# Written instruction:
Reproduce the material below word for word, from its first line up to and including the line that contains "month-label[interactable]: Jun bbox=[381, 175, 402, 190]".

# Provided data:
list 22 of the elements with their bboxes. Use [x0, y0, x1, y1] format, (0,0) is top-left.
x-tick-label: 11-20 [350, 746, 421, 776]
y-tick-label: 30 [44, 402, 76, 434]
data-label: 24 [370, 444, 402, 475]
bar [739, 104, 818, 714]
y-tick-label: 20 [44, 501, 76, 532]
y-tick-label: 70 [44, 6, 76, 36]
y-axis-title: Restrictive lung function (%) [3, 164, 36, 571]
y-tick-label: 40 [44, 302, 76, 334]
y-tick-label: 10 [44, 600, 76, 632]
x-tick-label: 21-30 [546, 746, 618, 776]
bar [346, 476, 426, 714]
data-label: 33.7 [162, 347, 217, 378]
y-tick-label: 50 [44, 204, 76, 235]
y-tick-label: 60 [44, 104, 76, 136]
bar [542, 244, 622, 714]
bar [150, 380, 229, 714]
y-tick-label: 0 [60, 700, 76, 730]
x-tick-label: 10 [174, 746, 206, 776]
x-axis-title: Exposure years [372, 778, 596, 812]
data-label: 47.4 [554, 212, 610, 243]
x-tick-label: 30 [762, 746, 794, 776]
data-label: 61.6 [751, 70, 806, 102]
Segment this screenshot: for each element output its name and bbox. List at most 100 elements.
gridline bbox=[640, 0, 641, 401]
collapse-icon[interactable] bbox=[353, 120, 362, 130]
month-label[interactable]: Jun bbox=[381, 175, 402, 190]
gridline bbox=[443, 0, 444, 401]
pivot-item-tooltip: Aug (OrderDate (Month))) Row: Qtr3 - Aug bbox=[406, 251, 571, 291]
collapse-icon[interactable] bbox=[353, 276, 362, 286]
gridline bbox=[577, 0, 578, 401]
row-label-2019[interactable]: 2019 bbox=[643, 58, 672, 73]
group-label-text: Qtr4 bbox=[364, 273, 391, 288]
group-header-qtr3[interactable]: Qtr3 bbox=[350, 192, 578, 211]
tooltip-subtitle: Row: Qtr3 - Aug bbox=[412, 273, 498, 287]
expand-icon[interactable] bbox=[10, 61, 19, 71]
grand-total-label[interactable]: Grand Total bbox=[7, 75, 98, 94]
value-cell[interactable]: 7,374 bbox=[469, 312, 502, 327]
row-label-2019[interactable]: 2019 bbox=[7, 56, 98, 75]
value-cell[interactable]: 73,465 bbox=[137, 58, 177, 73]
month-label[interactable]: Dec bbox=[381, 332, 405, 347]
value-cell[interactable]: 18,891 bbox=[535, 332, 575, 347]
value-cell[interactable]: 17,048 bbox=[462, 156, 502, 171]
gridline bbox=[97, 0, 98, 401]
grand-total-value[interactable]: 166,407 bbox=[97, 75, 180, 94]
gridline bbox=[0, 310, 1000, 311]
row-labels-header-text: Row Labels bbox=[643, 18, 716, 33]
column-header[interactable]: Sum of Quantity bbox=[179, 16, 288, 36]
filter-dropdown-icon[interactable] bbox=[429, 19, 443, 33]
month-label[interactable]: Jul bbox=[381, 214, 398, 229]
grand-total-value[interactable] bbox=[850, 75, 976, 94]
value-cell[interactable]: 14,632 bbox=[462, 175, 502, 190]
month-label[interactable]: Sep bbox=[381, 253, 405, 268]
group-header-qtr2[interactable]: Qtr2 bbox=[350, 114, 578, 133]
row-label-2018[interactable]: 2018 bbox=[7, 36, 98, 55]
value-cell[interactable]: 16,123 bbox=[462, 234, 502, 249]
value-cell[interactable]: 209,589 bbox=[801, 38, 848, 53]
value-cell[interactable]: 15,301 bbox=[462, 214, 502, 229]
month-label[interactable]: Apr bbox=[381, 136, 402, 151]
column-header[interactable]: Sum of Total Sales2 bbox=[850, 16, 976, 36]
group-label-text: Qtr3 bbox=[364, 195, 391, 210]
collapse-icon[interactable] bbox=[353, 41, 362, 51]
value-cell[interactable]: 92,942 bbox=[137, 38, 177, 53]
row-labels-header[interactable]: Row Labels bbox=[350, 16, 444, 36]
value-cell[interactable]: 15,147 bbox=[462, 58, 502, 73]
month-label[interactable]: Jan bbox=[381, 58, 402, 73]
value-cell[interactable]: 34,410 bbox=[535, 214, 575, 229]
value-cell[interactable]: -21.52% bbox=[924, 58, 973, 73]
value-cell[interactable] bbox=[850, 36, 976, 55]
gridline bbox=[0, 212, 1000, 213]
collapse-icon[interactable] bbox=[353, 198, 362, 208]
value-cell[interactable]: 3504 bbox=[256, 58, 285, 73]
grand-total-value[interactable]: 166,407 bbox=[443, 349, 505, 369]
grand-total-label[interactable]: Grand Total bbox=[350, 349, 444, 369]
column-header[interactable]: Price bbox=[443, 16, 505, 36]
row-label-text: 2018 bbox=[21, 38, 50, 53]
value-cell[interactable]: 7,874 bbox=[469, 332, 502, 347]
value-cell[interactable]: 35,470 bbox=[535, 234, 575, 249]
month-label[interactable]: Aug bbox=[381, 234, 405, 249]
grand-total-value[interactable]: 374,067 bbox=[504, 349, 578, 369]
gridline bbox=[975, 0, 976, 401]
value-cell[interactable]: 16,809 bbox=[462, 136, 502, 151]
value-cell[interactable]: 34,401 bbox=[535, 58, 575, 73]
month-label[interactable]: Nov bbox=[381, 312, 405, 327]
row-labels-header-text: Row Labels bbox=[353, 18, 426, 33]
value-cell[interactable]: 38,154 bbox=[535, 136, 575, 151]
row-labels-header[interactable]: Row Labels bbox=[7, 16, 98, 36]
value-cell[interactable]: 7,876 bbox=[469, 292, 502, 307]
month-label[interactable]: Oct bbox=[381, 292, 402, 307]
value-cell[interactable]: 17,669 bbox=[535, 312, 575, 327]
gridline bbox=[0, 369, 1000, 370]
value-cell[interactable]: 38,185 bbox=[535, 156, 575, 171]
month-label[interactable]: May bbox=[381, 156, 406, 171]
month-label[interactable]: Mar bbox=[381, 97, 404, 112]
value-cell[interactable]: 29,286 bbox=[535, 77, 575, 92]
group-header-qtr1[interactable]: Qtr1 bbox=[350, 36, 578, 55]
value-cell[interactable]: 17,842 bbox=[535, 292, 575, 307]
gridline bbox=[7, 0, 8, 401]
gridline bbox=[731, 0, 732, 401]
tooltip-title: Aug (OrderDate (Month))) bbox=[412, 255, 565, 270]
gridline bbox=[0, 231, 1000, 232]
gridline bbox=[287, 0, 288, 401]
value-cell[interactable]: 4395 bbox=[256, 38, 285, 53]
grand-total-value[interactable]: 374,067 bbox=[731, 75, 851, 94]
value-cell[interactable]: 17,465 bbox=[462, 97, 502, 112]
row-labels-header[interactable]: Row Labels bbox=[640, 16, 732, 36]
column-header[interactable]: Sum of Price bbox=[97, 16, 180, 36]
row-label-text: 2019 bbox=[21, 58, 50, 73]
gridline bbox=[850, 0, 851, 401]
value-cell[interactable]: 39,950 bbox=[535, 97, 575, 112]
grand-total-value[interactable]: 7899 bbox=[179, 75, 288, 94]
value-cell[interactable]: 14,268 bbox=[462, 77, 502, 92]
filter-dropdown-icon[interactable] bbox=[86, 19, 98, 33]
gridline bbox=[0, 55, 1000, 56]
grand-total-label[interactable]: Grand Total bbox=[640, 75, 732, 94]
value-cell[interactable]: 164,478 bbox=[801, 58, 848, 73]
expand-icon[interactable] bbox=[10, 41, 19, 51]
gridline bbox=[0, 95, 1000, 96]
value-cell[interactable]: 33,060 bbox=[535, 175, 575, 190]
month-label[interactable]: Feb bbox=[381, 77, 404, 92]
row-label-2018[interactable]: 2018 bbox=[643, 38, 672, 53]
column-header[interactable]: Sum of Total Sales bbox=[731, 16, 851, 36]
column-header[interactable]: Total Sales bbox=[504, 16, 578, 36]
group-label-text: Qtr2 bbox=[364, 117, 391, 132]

# Task output:
list 22 of the elements with their bboxes. Use [x0, y0, x1, y1] format, (0,0) is top-left.
x-tick-label: 11-20 [350, 746, 421, 776]
y-tick-label: 30 [44, 402, 76, 434]
data-label: 24 [370, 444, 402, 475]
bar [739, 104, 818, 714]
y-tick-label: 20 [44, 501, 76, 532]
y-tick-label: 70 [44, 6, 76, 36]
y-axis-title: Restrictive lung function (%) [3, 164, 36, 571]
y-tick-label: 40 [44, 302, 76, 334]
y-tick-label: 10 [44, 600, 76, 632]
x-tick-label: 21-30 [546, 746, 618, 776]
bar [346, 476, 426, 714]
data-label: 33.7 [162, 347, 217, 378]
y-tick-label: 50 [44, 204, 76, 235]
y-tick-label: 60 [44, 104, 76, 136]
bar [542, 244, 622, 714]
bar [150, 380, 229, 714]
y-tick-label: 0 [60, 700, 76, 730]
x-tick-label: 10 [174, 746, 206, 776]
x-axis-title: Exposure years [372, 778, 596, 812]
data-label: 47.4 [554, 212, 610, 243]
x-tick-label: 30 [762, 746, 794, 776]
data-label: 61.6 [751, 70, 806, 102]
Segment this screenshot: for each element output its name and bbox. List at most 100 elements.
gridline bbox=[640, 0, 641, 401]
collapse-icon[interactable] bbox=[353, 120, 362, 130]
month-label[interactable]: Jun bbox=[381, 175, 402, 190]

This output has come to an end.